Saved data entries
┏━━

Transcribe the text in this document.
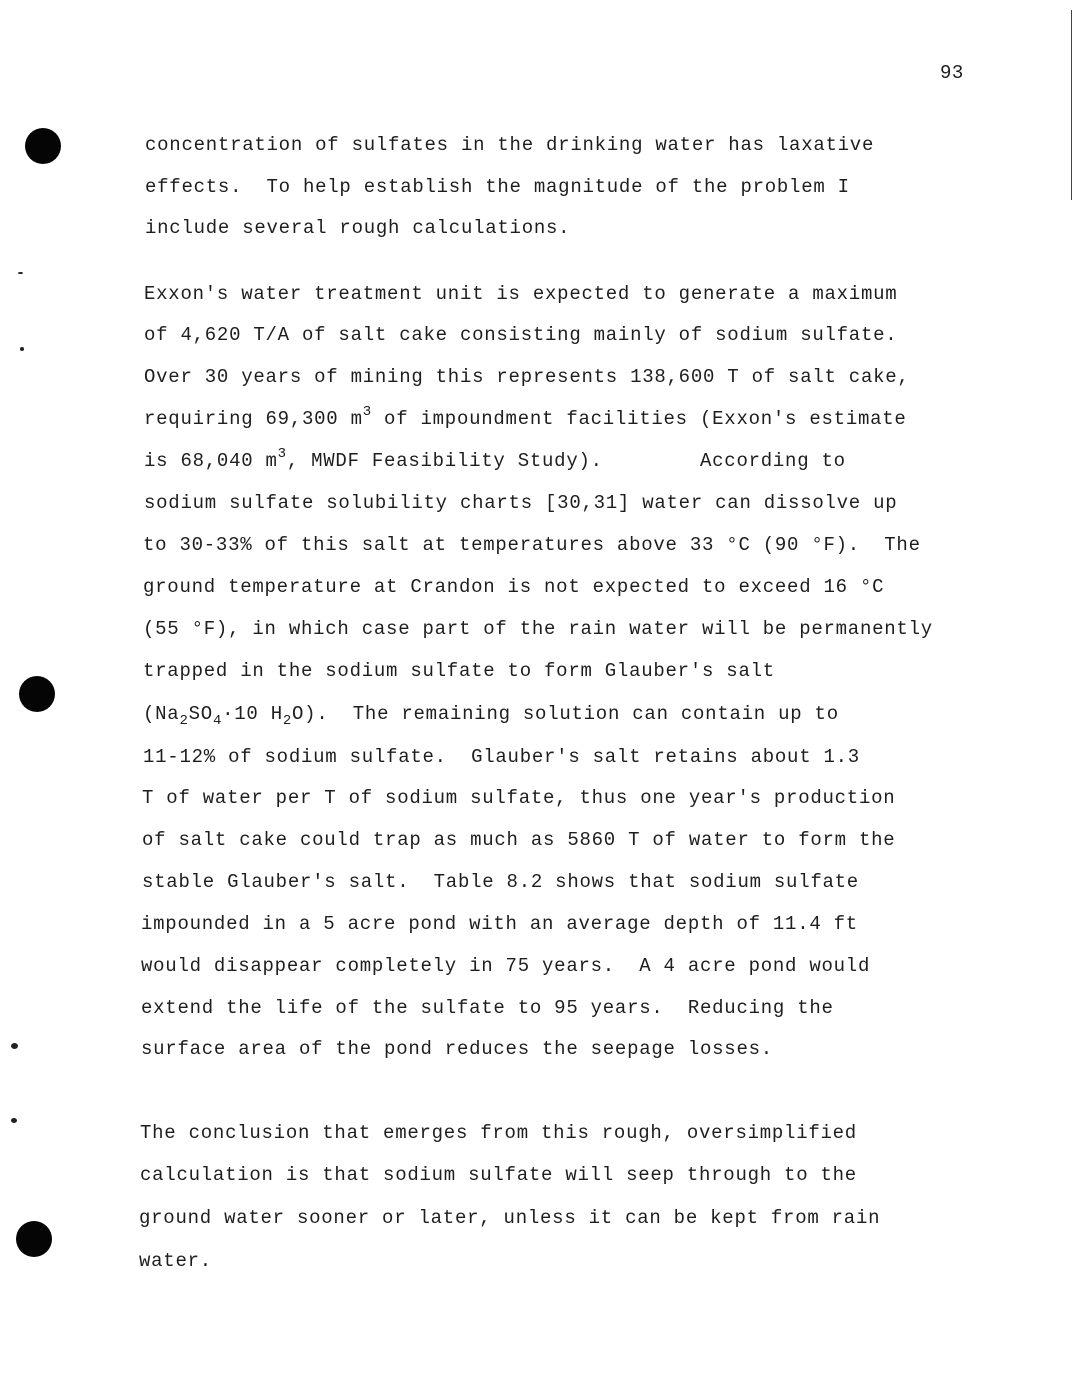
93
concentration of sulfates in the drinking water has laxative
effects.  To help establish the magnitude of the problem I
include several rough calculations.
Exxon's water treatment unit is expected to generate a maximum
of 4,620 T/A of salt cake consisting mainly of sodium sulfate.
Over 30 years of mining this represents 138,600 T of salt cake,
requiring 69,300 $m^3$ of impoundment facilities (Exxon's estimate
is 68,040 $m^3$, MWDF Feasibility Study).        According to
sodium sulfate solubility charts [30,31] water can dissolve up
to 30-33% of this salt at temperatures above 33 °C (90 °F).  The
ground temperature at Crandon is not expected to exceed 16 °C
(55 °F), in which case part of the rain water will be permanently
trapped in the sodium sulfate to form Glauber's salt
($Na_2SO_4\cdot 10$ $H_2O$).  The remaining solution can contain up to
11-12% of sodium sulfate.  Glauber's salt retains about 1.3
T of water per T of sodium sulfate, thus one year's production
of salt cake could trap as much as 5860 T of water to form the
stable Glauber's salt.  Table 8.2 shows that sodium sulfate
impounded in a 5 acre pond with an average depth of 11.4 ft
would disappear completely in 75 years.  A 4 acre pond would
extend the life of the sulfate to 95 years.  Reducing the
surface area of the pond reduces the seepage losses.
The conclusion that emerges from this rough, oversimplified
calculation is that sodium sulfate will seep through to the
ground water sooner or later, unless it can be kept from rain
water.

┗━━

Reproduce all of the entries word for word, skipping any pictures they hold.

Transcribe the text in this document.
93
concentration of sulfates in the drinking water has laxative
effects.  To help establish the magnitude of the problem I
include several rough calculations.
Exxon's water treatment unit is expected to generate a maximum
of 4,620 T/A of salt cake consisting mainly of sodium sulfate.
Over 30 years of mining this represents 138,600 T of salt cake,
requiring 69,300 $m^3$ of impoundment facilities (Exxon's estimate
is 68,040 $m^3$, MWDF Feasibility Study).        According to
sodium sulfate solubility charts [30,31] water can dissolve up
to 30-33% of this salt at temperatures above 33 °C (90 °F).  The
ground temperature at Crandon is not expected to exceed 16 °C
(55 °F), in which case part of the rain water will be permanently
trapped in the sodium sulfate to form Glauber's salt
($Na_2SO_4\cdot 10$ $H_2O$).  The remaining solution can contain up to
11-12% of sodium sulfate.  Glauber's salt retains about 1.3
T of water per T of sodium sulfate, thus one year's production
of salt cake could trap as much as 5860 T of water to form the
stable Glauber's salt.  Table 8.2 shows that sodium sulfate
impounded in a 5 acre pond with an average depth of 11.4 ft
would disappear completely in 75 years.  A 4 acre pond would
extend the life of the sulfate to 95 years.  Reducing the
surface area of the pond reduces the seepage losses.
The conclusion that emerges from this rough, oversimplified
calculation is that sodium sulfate will seep through to the
ground water sooner or later, unless it can be kept from rain
water.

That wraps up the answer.